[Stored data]
* * * *

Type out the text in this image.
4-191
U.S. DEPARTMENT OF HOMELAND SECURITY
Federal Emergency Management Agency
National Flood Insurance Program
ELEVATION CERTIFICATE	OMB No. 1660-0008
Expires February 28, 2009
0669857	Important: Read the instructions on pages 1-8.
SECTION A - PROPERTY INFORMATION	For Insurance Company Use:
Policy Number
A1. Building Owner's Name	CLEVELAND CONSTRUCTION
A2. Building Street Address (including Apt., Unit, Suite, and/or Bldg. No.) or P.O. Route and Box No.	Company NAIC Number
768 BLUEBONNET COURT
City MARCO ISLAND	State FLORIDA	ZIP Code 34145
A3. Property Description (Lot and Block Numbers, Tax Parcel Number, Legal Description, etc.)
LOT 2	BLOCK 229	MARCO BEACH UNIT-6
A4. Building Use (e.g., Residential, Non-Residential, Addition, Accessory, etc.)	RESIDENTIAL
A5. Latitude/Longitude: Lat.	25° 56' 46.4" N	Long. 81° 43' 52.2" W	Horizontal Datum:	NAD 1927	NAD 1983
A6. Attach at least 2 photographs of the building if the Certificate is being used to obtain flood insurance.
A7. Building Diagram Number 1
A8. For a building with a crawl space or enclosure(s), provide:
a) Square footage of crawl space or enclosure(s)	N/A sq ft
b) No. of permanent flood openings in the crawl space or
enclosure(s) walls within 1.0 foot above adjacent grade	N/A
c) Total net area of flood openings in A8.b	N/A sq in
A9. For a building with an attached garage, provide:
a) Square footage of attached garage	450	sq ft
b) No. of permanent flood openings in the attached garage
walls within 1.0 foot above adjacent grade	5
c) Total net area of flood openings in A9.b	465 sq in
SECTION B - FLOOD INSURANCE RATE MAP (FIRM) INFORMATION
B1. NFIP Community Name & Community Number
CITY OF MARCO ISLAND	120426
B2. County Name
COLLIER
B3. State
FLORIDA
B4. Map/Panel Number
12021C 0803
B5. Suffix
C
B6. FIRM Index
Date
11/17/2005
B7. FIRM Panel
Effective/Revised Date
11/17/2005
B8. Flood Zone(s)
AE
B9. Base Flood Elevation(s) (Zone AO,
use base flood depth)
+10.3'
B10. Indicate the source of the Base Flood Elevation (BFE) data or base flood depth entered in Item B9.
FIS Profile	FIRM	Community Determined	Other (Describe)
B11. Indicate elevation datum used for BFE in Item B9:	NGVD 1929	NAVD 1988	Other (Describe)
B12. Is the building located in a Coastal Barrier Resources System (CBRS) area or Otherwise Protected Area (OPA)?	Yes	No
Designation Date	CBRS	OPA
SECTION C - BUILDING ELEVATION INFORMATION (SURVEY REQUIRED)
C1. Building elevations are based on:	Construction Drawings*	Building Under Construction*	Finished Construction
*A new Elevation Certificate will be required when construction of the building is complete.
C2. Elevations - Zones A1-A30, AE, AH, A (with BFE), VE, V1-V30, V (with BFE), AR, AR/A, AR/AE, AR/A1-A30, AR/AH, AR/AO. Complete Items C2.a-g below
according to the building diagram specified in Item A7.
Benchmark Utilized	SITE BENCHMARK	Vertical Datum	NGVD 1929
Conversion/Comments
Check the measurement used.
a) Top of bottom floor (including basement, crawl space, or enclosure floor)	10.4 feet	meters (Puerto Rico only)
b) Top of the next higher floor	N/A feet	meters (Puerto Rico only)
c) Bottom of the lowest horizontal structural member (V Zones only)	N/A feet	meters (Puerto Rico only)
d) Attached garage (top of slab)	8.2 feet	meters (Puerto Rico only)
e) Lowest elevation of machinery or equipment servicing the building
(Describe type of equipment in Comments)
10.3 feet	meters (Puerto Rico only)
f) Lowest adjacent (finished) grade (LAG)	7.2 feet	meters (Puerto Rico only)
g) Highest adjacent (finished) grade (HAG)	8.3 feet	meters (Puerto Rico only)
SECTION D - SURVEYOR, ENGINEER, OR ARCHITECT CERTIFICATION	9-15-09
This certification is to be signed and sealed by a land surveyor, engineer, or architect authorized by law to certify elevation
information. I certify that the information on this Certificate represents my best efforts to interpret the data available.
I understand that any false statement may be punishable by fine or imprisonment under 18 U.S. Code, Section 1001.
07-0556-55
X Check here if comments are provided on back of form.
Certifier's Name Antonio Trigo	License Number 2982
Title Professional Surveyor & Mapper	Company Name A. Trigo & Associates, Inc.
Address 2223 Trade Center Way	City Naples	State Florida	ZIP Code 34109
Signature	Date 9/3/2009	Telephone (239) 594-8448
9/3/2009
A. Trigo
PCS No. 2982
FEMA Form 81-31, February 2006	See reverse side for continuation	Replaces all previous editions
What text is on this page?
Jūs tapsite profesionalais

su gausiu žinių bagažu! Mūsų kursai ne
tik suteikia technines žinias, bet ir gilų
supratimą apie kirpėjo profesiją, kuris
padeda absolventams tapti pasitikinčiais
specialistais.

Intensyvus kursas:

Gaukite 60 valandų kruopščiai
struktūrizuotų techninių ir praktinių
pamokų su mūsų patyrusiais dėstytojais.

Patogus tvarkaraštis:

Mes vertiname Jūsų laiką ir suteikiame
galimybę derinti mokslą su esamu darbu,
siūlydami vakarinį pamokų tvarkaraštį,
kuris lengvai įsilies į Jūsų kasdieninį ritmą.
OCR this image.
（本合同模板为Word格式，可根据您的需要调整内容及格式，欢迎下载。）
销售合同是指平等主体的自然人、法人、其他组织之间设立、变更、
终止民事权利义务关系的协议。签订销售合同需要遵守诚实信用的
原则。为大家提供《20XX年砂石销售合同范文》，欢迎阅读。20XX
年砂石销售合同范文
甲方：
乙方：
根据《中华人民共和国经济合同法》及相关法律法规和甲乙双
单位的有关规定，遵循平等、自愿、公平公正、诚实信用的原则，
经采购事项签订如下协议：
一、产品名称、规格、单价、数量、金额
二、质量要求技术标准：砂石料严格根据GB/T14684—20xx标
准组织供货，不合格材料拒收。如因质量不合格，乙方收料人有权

* * * *

What is required:
Repeat the records above exactly, from the first line to the last.

Output of the task:
Type out the text in this image.
4-191
U.S. DEPARTMENT OF HOMELAND SECURITY
Federal Emergency Management Agency
National Flood Insurance Program
ELEVATION CERTIFICATE	OMB No. 1660-0008
Expires February 28, 2009
0669857	Important: Read the instructions on pages 1-8.
SECTION A - PROPERTY INFORMATION	For Insurance Company Use:
Policy Number
A1. Building Owner's Name	CLEVELAND CONSTRUCTION
A2. Building Street Address (including Apt., Unit, Suite, and/or Bldg. No.) or P.O. Route and Box No.	Company NAIC Number
768 BLUEBONNET COURT
City MARCO ISLAND	State FLORIDA	ZIP Code 34145
A3. Property Description (Lot and Block Numbers, Tax Parcel Number, Legal Description, etc.)
LOT 2	BLOCK 229	MARCO BEACH UNIT-6
A4. Building Use (e.g., Residential, Non-Residential, Addition, Accessory, etc.)	RESIDENTIAL
A5. Latitude/Longitude: Lat.	25° 56' 46.4" N	Long. 81° 43' 52.2" W	Horizontal Datum:	NAD 1927	NAD 1983
A6. Attach at least 2 photographs of the building if the Certificate is being used to obtain flood insurance.
A7. Building Diagram Number 1
A8. For a building with a crawl space or enclosure(s), provide:
a) Square footage of crawl space or enclosure(s)	N/A sq ft
b) No. of permanent flood openings in the crawl space or
enclosure(s) walls within 1.0 foot above adjacent grade	N/A
c) Total net area of flood openings in A8.b	N/A sq in
A9. For a building with an attached garage, provide:
a) Square footage of attached garage	450	sq ft
b) No. of permanent flood openings in the attached garage
walls within 1.0 foot above adjacent grade	5
c) Total net area of flood openings in A9.b	465 sq in
SECTION B - FLOOD INSURANCE RATE MAP (FIRM) INFORMATION
B1. NFIP Community Name & Community Number
CITY OF MARCO ISLAND	120426
B2. County Name
COLLIER
B3. State
FLORIDA
B4. Map/Panel Number
12021C 0803
B5. Suffix
C
B6. FIRM Index
Date
11/17/2005
B7. FIRM Panel
Effective/Revised Date
11/17/2005
B8. Flood Zone(s)
AE
B9. Base Flood Elevation(s) (Zone AO,
use base flood depth)
+10.3'
B10. Indicate the source of the Base Flood Elevation (BFE) data or base flood depth entered in Item B9.
FIS Profile	FIRM	Community Determined	Other (Describe)
B11. Indicate elevation datum used for BFE in Item B9:	NGVD 1929	NAVD 1988	Other (Describe)
B12. Is the building located in a Coastal Barrier Resources System (CBRS) area or Otherwise Protected Area (OPA)?	Yes	No
Designation Date	CBRS	OPA
SECTION C - BUILDING ELEVATION INFORMATION (SURVEY REQUIRED)
C1. Building elevations are based on:	Construction Drawings*	Building Under Construction*	Finished Construction
*A new Elevation Certificate will be required when construction of the building is complete.
C2. Elevations - Zones A1-A30, AE, AH, A (with BFE), VE, V1-V30, V (with BFE), AR, AR/A, AR/AE, AR/A1-A30, AR/AH, AR/AO. Complete Items C2.a-g below
according to the building diagram specified in Item A7.
Benchmark Utilized	SITE BENCHMARK	Vertical Datum	NGVD 1929
Conversion/Comments
Check the measurement used.
a) Top of bottom floor (including basement, crawl space, or enclosure floor)	10.4 feet	meters (Puerto Rico only)
b) Top of the next higher floor	N/A feet	meters (Puerto Rico only)
c) Bottom of the lowest horizontal structural member (V Zones only)	N/A feet	meters (Puerto Rico only)
d) Attached garage (top of slab)	8.2 feet	meters (Puerto Rico only)
e) Lowest elevation of machinery or equipment servicing the building
(Describe type of equipment in Comments)
10.3 feet	meters (Puerto Rico only)
f) Lowest adjacent (finished) grade (LAG)	7.2 feet	meters (Puerto Rico only)
g) Highest adjacent (finished) grade (HAG)	8.3 feet	meters (Puerto Rico only)
SECTION D - SURVEYOR, ENGINEER, OR ARCHITECT CERTIFICATION	9-15-09
This certification is to be signed and sealed by a land surveyor, engineer, or architect authorized by law to certify elevation
information. I certify that the information on this Certificate represents my best efforts to interpret the data available.
I understand that any false statement may be punishable by fine or imprisonment under 18 U.S. Code, Section 1001.
07-0556-55
X Check here if comments are provided on back of form.
Certifier's Name Antonio Trigo	License Number 2982
Title Professional Surveyor & Mapper	Company Name A. Trigo & Associates, Inc.
Address 2223 Trade Center Way	City Naples	State Florida	ZIP Code 34109
Signature	Date 9/3/2009	Telephone (239) 594-8448
9/3/2009
A. Trigo
PCS No. 2982
FEMA Form 81-31, February 2006	See reverse side for continuation	Replaces all previous editions
What text is on this page?
Jūs tapsite profesionalais

su gausiu žinių bagažu! Mūsų kursai ne
tik suteikia technines žinias, bet ir gilų
supratimą apie kirpėjo profesiją, kuris
padeda absolventams tapti pasitikinčiais
specialistais.

Intensyvus kursas:

Gaukite 60 valandų kruopščiai
struktūrizuotų techninių ir praktinių
pamokų su mūsų patyrusiais dėstytojais.

Patogus tvarkaraštis:

Mes vertiname Jūsų laiką ir suteikiame
galimybę derinti mokslą su esamu darbu,
siūlydami vakarinį pamokų tvarkaraštį,
kuris lengvai įsilies į Jūsų kasdieninį ritmą.
OCR this image.
（本合同模板为Word格式，可根据您的需要调整内容及格式，欢迎下载。）
销售合同是指平等主体的自然人、法人、其他组织之间设立、变更、
终止民事权利义务关系的协议。签订销售合同需要遵守诚实信用的
原则。为大家提供《20XX年砂石销售合同范文》，欢迎阅读。20XX
年砂石销售合同范文
甲方：
乙方：
根据《中华人民共和国经济合同法》及相关法律法规和甲乙双
单位的有关规定，遵循平等、自愿、公平公正、诚实信用的原则，
经采购事项签订如下协议：
一、产品名称、规格、单价、数量、金额
二、质量要求技术标准：砂石料严格根据GB/T14684—20xx标
准组织供货，不合格材料拒收。如因质量不合格，乙方收料人有权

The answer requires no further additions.